§ **TASK GOAL**
Copy out all of the material exactly.

§ **SOURCE DATA**
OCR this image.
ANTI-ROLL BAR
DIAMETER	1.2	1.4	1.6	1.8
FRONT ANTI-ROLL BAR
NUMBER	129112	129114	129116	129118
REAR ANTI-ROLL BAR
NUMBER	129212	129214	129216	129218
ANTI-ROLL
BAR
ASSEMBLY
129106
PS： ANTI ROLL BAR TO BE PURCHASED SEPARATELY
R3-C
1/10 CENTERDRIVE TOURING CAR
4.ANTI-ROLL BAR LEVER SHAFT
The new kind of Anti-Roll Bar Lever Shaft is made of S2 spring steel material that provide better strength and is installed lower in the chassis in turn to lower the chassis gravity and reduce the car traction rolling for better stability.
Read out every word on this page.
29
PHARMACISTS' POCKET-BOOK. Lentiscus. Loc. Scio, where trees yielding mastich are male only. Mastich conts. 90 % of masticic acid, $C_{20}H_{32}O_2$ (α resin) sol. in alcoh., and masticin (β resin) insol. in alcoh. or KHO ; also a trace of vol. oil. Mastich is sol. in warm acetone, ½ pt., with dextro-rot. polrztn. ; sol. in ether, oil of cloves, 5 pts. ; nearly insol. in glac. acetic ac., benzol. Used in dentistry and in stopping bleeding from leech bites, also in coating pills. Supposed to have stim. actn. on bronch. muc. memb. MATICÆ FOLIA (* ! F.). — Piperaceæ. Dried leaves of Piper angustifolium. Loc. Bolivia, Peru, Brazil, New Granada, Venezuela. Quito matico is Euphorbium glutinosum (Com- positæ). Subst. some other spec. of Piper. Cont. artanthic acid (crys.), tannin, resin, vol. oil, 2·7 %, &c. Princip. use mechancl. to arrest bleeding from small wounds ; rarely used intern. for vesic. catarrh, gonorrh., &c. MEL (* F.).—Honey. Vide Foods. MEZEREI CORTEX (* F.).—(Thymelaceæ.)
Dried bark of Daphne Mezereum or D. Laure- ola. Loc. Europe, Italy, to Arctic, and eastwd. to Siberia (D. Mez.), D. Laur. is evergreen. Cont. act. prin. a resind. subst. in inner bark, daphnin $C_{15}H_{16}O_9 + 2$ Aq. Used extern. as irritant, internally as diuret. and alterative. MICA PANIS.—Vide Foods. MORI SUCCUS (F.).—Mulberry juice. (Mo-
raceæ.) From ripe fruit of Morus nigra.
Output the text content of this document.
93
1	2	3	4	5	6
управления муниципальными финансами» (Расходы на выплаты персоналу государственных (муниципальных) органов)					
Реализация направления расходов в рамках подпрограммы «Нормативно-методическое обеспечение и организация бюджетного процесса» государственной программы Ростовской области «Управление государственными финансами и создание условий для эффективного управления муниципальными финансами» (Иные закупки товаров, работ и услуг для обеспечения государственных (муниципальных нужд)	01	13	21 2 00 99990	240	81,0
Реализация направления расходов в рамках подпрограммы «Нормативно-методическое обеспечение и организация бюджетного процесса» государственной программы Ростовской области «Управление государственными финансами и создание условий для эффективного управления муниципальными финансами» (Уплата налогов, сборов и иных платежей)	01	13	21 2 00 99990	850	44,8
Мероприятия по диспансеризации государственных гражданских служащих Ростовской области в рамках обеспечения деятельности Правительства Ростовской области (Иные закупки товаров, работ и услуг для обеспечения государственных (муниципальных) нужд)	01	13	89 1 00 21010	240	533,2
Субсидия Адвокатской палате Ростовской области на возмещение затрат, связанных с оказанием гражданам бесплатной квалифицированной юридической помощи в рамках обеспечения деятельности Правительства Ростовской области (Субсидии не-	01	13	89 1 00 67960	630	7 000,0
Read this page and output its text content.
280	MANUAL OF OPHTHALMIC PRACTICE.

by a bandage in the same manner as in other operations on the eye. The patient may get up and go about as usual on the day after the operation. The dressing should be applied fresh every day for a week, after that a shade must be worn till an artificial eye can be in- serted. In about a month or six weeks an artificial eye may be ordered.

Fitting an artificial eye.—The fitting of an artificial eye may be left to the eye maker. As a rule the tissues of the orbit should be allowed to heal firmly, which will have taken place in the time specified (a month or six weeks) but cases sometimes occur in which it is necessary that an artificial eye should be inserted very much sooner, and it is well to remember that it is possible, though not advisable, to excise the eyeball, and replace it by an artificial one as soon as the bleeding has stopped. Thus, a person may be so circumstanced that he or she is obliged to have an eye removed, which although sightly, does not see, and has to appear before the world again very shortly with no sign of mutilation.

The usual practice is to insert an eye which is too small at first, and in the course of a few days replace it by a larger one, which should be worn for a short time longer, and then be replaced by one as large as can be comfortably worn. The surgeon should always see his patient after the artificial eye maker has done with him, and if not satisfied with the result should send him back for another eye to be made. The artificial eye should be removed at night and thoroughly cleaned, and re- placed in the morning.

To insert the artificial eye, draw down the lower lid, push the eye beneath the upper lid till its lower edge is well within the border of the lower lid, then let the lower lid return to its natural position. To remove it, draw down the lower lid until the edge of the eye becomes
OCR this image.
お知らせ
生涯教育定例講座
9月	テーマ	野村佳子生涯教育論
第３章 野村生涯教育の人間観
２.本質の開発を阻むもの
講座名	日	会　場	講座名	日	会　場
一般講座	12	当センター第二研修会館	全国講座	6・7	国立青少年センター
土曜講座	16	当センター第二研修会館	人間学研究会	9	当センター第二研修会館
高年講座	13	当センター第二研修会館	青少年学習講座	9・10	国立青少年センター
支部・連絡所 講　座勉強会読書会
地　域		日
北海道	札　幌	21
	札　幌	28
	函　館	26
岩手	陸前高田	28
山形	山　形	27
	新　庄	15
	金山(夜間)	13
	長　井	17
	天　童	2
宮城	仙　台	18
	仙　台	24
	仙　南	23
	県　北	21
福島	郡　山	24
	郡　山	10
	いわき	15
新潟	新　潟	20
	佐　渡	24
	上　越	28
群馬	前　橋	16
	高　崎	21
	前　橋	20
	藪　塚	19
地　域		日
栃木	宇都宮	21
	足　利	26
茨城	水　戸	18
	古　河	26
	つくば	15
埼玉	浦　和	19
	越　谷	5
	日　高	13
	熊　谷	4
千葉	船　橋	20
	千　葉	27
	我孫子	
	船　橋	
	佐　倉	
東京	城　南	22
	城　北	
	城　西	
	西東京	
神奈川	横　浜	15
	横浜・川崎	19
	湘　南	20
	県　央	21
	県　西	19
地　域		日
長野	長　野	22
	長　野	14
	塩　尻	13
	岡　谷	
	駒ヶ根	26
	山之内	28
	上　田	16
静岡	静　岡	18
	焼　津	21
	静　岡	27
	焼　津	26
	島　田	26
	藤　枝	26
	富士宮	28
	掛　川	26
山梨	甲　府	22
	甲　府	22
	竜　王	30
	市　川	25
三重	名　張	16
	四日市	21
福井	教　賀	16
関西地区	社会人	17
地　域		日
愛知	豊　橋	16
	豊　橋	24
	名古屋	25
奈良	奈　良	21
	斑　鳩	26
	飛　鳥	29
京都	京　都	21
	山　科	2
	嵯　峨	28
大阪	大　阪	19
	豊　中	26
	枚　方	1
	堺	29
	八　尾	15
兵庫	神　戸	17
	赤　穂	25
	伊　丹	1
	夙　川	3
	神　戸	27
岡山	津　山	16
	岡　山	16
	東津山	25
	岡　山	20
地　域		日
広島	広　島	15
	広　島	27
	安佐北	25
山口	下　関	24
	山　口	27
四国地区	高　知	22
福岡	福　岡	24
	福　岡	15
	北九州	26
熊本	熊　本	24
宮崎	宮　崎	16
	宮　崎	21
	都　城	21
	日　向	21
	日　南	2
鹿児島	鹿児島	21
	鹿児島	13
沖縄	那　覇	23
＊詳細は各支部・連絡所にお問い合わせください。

§ **RESULT OF THIS TASK**
OCR this image.
ANTI-ROLL BAR
DIAMETER	1.2	1.4	1.6	1.8
FRONT ANTI-ROLL BAR
NUMBER	129112	129114	129116	129118
REAR ANTI-ROLL BAR
NUMBER	129212	129214	129216	129218
ANTI-ROLL
BAR
ASSEMBLY
129106
PS： ANTI ROLL BAR TO BE PURCHASED SEPARATELY
R3-C
1/10 CENTERDRIVE TOURING CAR
4.ANTI-ROLL BAR LEVER SHAFT
The new kind of Anti-Roll Bar Lever Shaft is made of S2 spring steel material that provide better strength and is installed lower in the chassis in turn to lower the chassis gravity and reduce the car traction rolling for better stability.
Read out every word on this page.
29
PHARMACISTS' POCKET-BOOK. Lentiscus. Loc. Scio, where trees yielding mastich are male only. Mastich conts. 90 % of masticic acid, $C_{20}H_{32}O_2$ (α resin) sol. in alcoh., and masticin (β resin) insol. in alcoh. or KHO ; also a trace of vol. oil. Mastich is sol. in warm acetone, ½ pt., with dextro-rot. polrztn. ; sol. in ether, oil of cloves, 5 pts. ; nearly insol. in glac. acetic ac., benzol. Used in dentistry and in stopping bleeding from leech bites, also in coating pills. Supposed to have stim. actn. on bronch. muc. memb. MATICÆ FOLIA (* ! F.). — Piperaceæ. Dried leaves of Piper angustifolium. Loc. Bolivia, Peru, Brazil, New Granada, Venezuela. Quito matico is Euphorbium glutinosum (Com- positæ). Subst. some other spec. of Piper. Cont. artanthic acid (crys.), tannin, resin, vol. oil, 2·7 %, &c. Princip. use mechancl. to arrest bleeding from small wounds ; rarely used intern. for vesic. catarrh, gonorrh., &c. MEL (* F.).—Honey. Vide Foods. MEZEREI CORTEX (* F.).—(Thymelaceæ.)
Dried bark of Daphne Mezereum or D. Laure- ola. Loc. Europe, Italy, to Arctic, and eastwd. to Siberia (D. Mez.), D. Laur. is evergreen. Cont. act. prin. a resind. subst. in inner bark, daphnin $C_{15}H_{16}O_9 + 2$ Aq. Used extern. as irritant, internally as diuret. and alterative. MICA PANIS.—Vide Foods. MORI SUCCUS (F.).—Mulberry juice. (Mo-
raceæ.) From ripe fruit of Morus nigra.
Output the text content of this document.
93
1	2	3	4	5	6
управления муниципальными финансами» (Расходы на выплаты персоналу государственных (муниципальных) органов)					
Реализация направления расходов в рамках подпрограммы «Нормативно-методическое обеспечение и организация бюджетного процесса» государственной программы Ростовской области «Управление государственными финансами и создание условий для эффективного управления муниципальными финансами» (Иные закупки товаров, работ и услуг для обеспечения государственных (муниципальных нужд)	01	13	21 2 00 99990	240	81,0
Реализация направления расходов в рамках подпрограммы «Нормативно-методическое обеспечение и организация бюджетного процесса» государственной программы Ростовской области «Управление государственными финансами и создание условий для эффективного управления муниципальными финансами» (Уплата налогов, сборов и иных платежей)	01	13	21 2 00 99990	850	44,8
Мероприятия по диспансеризации государственных гражданских служащих Ростовской области в рамках обеспечения деятельности Правительства Ростовской области (Иные закупки товаров, работ и услуг для обеспечения государственных (муниципальных) нужд)	01	13	89 1 00 21010	240	533,2
Субсидия Адвокатской палате Ростовской области на возмещение затрат, связанных с оказанием гражданам бесплатной квалифицированной юридической помощи в рамках обеспечения деятельности Правительства Ростовской области (Субсидии не-	01	13	89 1 00 67960	630	7 000,0
Read this page and output its text content.
280	MANUAL OF OPHTHALMIC PRACTICE.

by a bandage in the same manner as in other operations on the eye. The patient may get up and go about as usual on the day after the operation. The dressing should be applied fresh every day for a week, after that a shade must be worn till an artificial eye can be in- serted. In about a month or six weeks an artificial eye may be ordered.

Fitting an artificial eye.—The fitting of an artificial eye may be left to the eye maker. As a rule the tissues of the orbit should be allowed to heal firmly, which will have taken place in the time specified (a month or six weeks) but cases sometimes occur in which it is necessary that an artificial eye should be inserted very much sooner, and it is well to remember that it is possible, though not advisable, to excise the eyeball, and replace it by an artificial one as soon as the bleeding has stopped. Thus, a person may be so circumstanced that he or she is obliged to have an eye removed, which although sightly, does not see, and has to appear before the world again very shortly with no sign of mutilation.

The usual practice is to insert an eye which is too small at first, and in the course of a few days replace it by a larger one, which should be worn for a short time longer, and then be replaced by one as large as can be comfortably worn. The surgeon should always see his patient after the artificial eye maker has done with him, and if not satisfied with the result should send him back for another eye to be made. The artificial eye should be removed at night and thoroughly cleaned, and re- placed in the morning.

To insert the artificial eye, draw down the lower lid, push the eye beneath the upper lid till its lower edge is well within the border of the lower lid, then let the lower lid return to its natural position. To remove it, draw down the lower lid until the edge of the eye becomes
OCR this image.
お知らせ
生涯教育定例講座
9月	テーマ	野村佳子生涯教育論
第３章 野村生涯教育の人間観
２.本質の開発を阻むもの
講座名	日	会　場	講座名	日	会　場
一般講座	12	当センター第二研修会館	全国講座	6・7	国立青少年センター
土曜講座	16	当センター第二研修会館	人間学研究会	9	当センター第二研修会館
高年講座	13	当センター第二研修会館	青少年学習講座	9・10	国立青少年センター
支部・連絡所 講　座勉強会読書会
地　域		日
北海道	札　幌	21
	札　幌	28
	函　館	26
岩手	陸前高田	28
山形	山　形	27
	新　庄	15
	金山(夜間)	13
	長　井	17
	天　童	2
宮城	仙　台	18
	仙　台	24
	仙　南	23
	県　北	21
福島	郡　山	24
	郡　山	10
	いわき	15
新潟	新　潟	20
	佐　渡	24
	上　越	28
群馬	前　橋	16
	高　崎	21
	前　橋	20
	藪　塚	19
地　域		日
栃木	宇都宮	21
	足　利	26
茨城	水　戸	18
	古　河	26
	つくば	15
埼玉	浦　和	19
	越　谷	5
	日　高	13
	熊　谷	4
千葉	船　橋	20
	千　葉	27
	我孫子	
	船　橋	
	佐　倉	
東京	城　南	22
	城　北	
	城　西	
	西東京	
神奈川	横　浜	15
	横浜・川崎	19
	湘　南	20
	県　央	21
	県　西	19
地　域		日
長野	長　野	22
	長　野	14
	塩　尻	13
	岡　谷	
	駒ヶ根	26
	山之内	28
	上　田	16
静岡	静　岡	18
	焼　津	21
	静　岡	27
	焼　津	26
	島　田	26
	藤　枝	26
	富士宮	28
	掛　川	26
山梨	甲　府	22
	甲　府	22
	竜　王	30
	市　川	25
三重	名　張	16
	四日市	21
福井	教　賀	16
関西地区	社会人	17
地　域		日
愛知	豊　橋	16
	豊　橋	24
	名古屋	25
奈良	奈　良	21
	斑　鳩	26
	飛　鳥	29
京都	京　都	21
	山　科	2
	嵯　峨	28
大阪	大　阪	19
	豊　中	26
	枚　方	1
	堺	29
	八　尾	15
兵庫	神　戸	17
	赤　穂	25
	伊　丹	1
	夙　川	3
	神　戸	27
岡山	津　山	16
	岡　山	16
	東津山	25
	岡　山	20
地　域		日
広島	広　島	15
	広　島	27
	安佐北	25
山口	下　関	24
	山　口	27
四国地区	高　知	22
福岡	福　岡	24
	福　岡	15
	北九州	26
熊本	熊　本	24
宮崎	宮　崎	16
	宮　崎	21
	都　城	21
	日　向	21
	日　南	2
鹿児島	鹿児島	21
	鹿児島	13
沖縄	那　覇	23
＊詳細は各支部・連絡所にお問い合わせください。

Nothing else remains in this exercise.